▶ **THE PROBLEM**
Write out the whole listing again, exactly as given.

▶ **SOURCE MATERIAL**
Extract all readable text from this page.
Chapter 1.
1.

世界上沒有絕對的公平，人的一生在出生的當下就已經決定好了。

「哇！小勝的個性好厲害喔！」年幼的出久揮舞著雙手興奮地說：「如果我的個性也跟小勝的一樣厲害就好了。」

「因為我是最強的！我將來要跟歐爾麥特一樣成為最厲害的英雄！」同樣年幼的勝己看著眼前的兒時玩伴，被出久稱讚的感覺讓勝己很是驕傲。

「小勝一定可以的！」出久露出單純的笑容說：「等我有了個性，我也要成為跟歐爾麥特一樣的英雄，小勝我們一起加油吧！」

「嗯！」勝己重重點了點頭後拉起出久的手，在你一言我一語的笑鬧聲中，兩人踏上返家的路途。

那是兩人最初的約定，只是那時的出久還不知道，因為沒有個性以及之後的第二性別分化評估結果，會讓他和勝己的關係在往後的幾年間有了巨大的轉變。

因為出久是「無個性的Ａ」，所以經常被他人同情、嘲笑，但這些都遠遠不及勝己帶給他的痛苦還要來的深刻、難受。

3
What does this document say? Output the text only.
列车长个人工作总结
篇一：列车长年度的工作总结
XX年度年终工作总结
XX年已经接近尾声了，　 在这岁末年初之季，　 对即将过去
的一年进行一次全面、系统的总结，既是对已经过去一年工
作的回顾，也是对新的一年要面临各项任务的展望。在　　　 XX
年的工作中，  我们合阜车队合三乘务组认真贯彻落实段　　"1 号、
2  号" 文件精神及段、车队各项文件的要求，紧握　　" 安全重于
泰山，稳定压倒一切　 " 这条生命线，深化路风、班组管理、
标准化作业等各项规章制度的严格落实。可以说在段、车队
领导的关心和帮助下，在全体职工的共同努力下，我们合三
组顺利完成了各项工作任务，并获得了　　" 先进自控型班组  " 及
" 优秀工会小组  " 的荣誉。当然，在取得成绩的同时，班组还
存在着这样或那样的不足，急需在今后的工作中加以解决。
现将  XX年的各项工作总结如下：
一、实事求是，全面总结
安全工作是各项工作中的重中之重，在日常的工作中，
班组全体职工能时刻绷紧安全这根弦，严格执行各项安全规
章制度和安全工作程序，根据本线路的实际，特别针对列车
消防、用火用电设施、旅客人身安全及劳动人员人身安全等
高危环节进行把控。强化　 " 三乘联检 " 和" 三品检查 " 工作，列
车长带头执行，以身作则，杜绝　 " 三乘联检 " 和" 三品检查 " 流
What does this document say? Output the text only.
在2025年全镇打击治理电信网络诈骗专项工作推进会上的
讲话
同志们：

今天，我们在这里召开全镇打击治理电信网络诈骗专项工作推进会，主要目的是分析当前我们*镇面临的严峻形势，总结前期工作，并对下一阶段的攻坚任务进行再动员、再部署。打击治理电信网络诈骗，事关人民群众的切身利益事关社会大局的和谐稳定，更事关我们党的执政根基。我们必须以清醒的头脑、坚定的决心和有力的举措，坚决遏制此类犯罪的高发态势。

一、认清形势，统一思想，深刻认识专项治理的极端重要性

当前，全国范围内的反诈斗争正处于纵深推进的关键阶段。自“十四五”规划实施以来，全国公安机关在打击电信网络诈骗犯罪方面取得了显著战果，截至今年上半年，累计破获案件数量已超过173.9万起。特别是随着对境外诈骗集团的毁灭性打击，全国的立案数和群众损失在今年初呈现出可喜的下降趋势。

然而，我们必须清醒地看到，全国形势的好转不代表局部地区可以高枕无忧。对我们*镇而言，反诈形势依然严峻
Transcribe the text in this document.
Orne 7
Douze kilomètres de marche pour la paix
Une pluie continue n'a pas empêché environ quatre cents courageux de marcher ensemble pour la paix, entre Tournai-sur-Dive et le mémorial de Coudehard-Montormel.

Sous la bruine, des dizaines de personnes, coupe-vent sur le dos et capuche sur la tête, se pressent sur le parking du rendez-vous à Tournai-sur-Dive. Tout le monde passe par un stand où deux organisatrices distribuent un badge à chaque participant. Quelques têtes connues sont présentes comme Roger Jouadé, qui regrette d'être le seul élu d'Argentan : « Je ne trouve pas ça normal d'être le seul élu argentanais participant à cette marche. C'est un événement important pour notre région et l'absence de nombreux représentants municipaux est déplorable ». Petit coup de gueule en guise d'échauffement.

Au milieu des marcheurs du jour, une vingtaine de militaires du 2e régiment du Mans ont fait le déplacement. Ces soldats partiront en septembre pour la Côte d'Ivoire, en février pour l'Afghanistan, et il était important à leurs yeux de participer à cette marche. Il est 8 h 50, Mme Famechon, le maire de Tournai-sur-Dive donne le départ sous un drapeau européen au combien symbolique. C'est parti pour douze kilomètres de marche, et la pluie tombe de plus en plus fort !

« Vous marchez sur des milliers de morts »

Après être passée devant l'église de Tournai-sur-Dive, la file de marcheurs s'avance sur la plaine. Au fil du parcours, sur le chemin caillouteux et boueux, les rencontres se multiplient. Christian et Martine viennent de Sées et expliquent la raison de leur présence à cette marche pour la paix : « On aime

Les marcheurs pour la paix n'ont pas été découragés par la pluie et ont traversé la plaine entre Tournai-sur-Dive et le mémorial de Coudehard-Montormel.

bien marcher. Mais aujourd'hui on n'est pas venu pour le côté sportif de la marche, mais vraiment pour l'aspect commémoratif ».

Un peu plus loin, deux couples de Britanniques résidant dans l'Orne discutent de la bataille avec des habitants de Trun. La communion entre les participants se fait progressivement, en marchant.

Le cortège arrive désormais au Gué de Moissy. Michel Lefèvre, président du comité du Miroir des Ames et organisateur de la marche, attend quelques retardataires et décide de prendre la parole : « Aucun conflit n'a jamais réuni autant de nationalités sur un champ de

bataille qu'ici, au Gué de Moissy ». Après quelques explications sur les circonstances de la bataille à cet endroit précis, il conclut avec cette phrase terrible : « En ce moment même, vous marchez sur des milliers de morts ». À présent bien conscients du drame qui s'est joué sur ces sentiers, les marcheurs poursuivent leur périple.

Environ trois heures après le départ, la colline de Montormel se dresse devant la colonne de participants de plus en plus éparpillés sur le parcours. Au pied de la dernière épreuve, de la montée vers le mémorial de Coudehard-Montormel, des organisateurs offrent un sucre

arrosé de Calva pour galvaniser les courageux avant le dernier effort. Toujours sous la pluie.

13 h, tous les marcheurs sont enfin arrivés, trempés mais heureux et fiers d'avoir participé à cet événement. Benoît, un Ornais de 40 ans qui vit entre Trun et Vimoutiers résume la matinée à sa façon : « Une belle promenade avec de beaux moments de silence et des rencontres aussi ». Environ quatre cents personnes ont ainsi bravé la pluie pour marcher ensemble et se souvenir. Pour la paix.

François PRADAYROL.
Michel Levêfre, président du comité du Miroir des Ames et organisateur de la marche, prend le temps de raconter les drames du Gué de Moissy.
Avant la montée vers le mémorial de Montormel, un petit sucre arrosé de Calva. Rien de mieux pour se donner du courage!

▶ **CORRECT RESPONSE**
Extract all readable text from this page.
Chapter 1.
1.

世界上沒有絕對的公平，人的一生在出生的當下就已經決定好了。

「哇！小勝的個性好厲害喔！」年幼的出久揮舞著雙手興奮地說：「如果我的個性也跟小勝的一樣厲害就好了。」

「因為我是最強的！我將來要跟歐爾麥特一樣成為最厲害的英雄！」同樣年幼的勝己看著眼前的兒時玩伴，被出久稱讚的感覺讓勝己很是驕傲。

「小勝一定可以的！」出久露出單純的笑容說：「等我有了個性，我也要成為跟歐爾麥特一樣的英雄，小勝我們一起加油吧！」

「嗯！」勝己重重點了點頭後拉起出久的手，在你一言我一語的笑鬧聲中，兩人踏上返家的路途。

那是兩人最初的約定，只是那時的出久還不知道，因為沒有個性以及之後的第二性別分化評估結果，會讓他和勝己的關係在往後的幾年間有了巨大的轉變。

因為出久是「無個性的Ａ」，所以經常被他人同情、嘲笑，但這些都遠遠不及勝己帶給他的痛苦還要來的深刻、難受。

3
What does this document say? Output the text only.
列车长个人工作总结
篇一：列车长年度的工作总结
XX年度年终工作总结
XX年已经接近尾声了，　 在这岁末年初之季，　 对即将过去
的一年进行一次全面、系统的总结，既是对已经过去一年工
作的回顾，也是对新的一年要面临各项任务的展望。在　　　 XX
年的工作中，  我们合阜车队合三乘务组认真贯彻落实段　　"1 号、
2  号" 文件精神及段、车队各项文件的要求，紧握　　" 安全重于
泰山，稳定压倒一切　 " 这条生命线，深化路风、班组管理、
标准化作业等各项规章制度的严格落实。可以说在段、车队
领导的关心和帮助下，在全体职工的共同努力下，我们合三
组顺利完成了各项工作任务，并获得了　　" 先进自控型班组  " 及
" 优秀工会小组  " 的荣誉。当然，在取得成绩的同时，班组还
存在着这样或那样的不足，急需在今后的工作中加以解决。
现将  XX年的各项工作总结如下：
一、实事求是，全面总结
安全工作是各项工作中的重中之重，在日常的工作中，
班组全体职工能时刻绷紧安全这根弦，严格执行各项安全规
章制度和安全工作程序，根据本线路的实际，特别针对列车
消防、用火用电设施、旅客人身安全及劳动人员人身安全等
高危环节进行把控。强化　 " 三乘联检 " 和" 三品检查 " 工作，列
车长带头执行，以身作则，杜绝　 " 三乘联检 " 和" 三品检查 " 流
What does this document say? Output the text only.
在2025年全镇打击治理电信网络诈骗专项工作推进会上的
讲话
同志们：

今天，我们在这里召开全镇打击治理电信网络诈骗专项工作推进会，主要目的是分析当前我们*镇面临的严峻形势，总结前期工作，并对下一阶段的攻坚任务进行再动员、再部署。打击治理电信网络诈骗，事关人民群众的切身利益事关社会大局的和谐稳定，更事关我们党的执政根基。我们必须以清醒的头脑、坚定的决心和有力的举措，坚决遏制此类犯罪的高发态势。

一、认清形势，统一思想，深刻认识专项治理的极端重要性

当前，全国范围内的反诈斗争正处于纵深推进的关键阶段。自“十四五”规划实施以来，全国公安机关在打击电信网络诈骗犯罪方面取得了显著战果，截至今年上半年，累计破获案件数量已超过173.9万起。特别是随着对境外诈骗集团的毁灭性打击，全国的立案数和群众损失在今年初呈现出可喜的下降趋势。

然而，我们必须清醒地看到，全国形势的好转不代表局部地区可以高枕无忧。对我们*镇而言，反诈形势依然严峻
Transcribe the text in this document.
Orne 7
Douze kilomètres de marche pour la paix
Une pluie continue n'a pas empêché environ quatre cents courageux de marcher ensemble pour la paix, entre Tournai-sur-Dive et le mémorial de Coudehard-Montormel.

Sous la bruine, des dizaines de personnes, coupe-vent sur le dos et capuche sur la tête, se pressent sur le parking du rendez-vous à Tournai-sur-Dive. Tout le monde passe par un stand où deux organisatrices distribuent un badge à chaque participant. Quelques têtes connues sont présentes comme Roger Jouadé, qui regrette d'être le seul élu d'Argentan : « Je ne trouve pas ça normal d'être le seul élu argentanais participant à cette marche. C'est un événement important pour notre région et l'absence de nombreux représentants municipaux est déplorable ». Petit coup de gueule en guise d'échauffement.

Au milieu des marcheurs du jour, une vingtaine de militaires du 2e régiment du Mans ont fait le déplacement. Ces soldats partiront en septembre pour la Côte d'Ivoire, en février pour l'Afghanistan, et il était important à leurs yeux de participer à cette marche. Il est 8 h 50, Mme Famechon, le maire de Tournai-sur-Dive donne le départ sous un drapeau européen au combien symbolique. C'est parti pour douze kilomètres de marche, et la pluie tombe de plus en plus fort !

« Vous marchez sur des milliers de morts »

Après être passée devant l'église de Tournai-sur-Dive, la file de marcheurs s'avance sur la plaine. Au fil du parcours, sur le chemin caillouteux et boueux, les rencontres se multiplient. Christian et Martine viennent de Sées et expliquent la raison de leur présence à cette marche pour la paix : « On aime

Les marcheurs pour la paix n'ont pas été découragés par la pluie et ont traversé la plaine entre Tournai-sur-Dive et le mémorial de Coudehard-Montormel.

bien marcher. Mais aujourd'hui on n'est pas venu pour le côté sportif de la marche, mais vraiment pour l'aspect commémoratif ».

Un peu plus loin, deux couples de Britanniques résidant dans l'Orne discutent de la bataille avec des habitants de Trun. La communion entre les participants se fait progressivement, en marchant.

Le cortège arrive désormais au Gué de Moissy. Michel Lefèvre, président du comité du Miroir des Ames et organisateur de la marche, attend quelques retardataires et décide de prendre la parole : « Aucun conflit n'a jamais réuni autant de nationalités sur un champ de

bataille qu'ici, au Gué de Moissy ». Après quelques explications sur les circonstances de la bataille à cet endroit précis, il conclut avec cette phrase terrible : « En ce moment même, vous marchez sur des milliers de morts ». À présent bien conscients du drame qui s'est joué sur ces sentiers, les marcheurs poursuivent leur périple.

Environ trois heures après le départ, la colline de Montormel se dresse devant la colonne de participants de plus en plus éparpillés sur le parcours. Au pied de la dernière épreuve, de la montée vers le mémorial de Coudehard-Montormel, des organisateurs offrent un sucre

arrosé de Calva pour galvaniser les courageux avant le dernier effort. Toujours sous la pluie.

13 h, tous les marcheurs sont enfin arrivés, trempés mais heureux et fiers d'avoir participé à cet événement. Benoît, un Ornais de 40 ans qui vit entre Trun et Vimoutiers résume la matinée à sa façon : « Une belle promenade avec de beaux moments de silence et des rencontres aussi ». Environ quatre cents personnes ont ainsi bravé la pluie pour marcher ensemble et se souvenir. Pour la paix.

François PRADAYROL.
Michel Levêfre, président du comité du Miroir des Ames et organisateur de la marche, prend le temps de raconter les drames du Gué de Moissy.
Avant la montée vers le mémorial de Montormel, un petit sucre arrosé de Calva. Rien de mieux pour se donner du courage!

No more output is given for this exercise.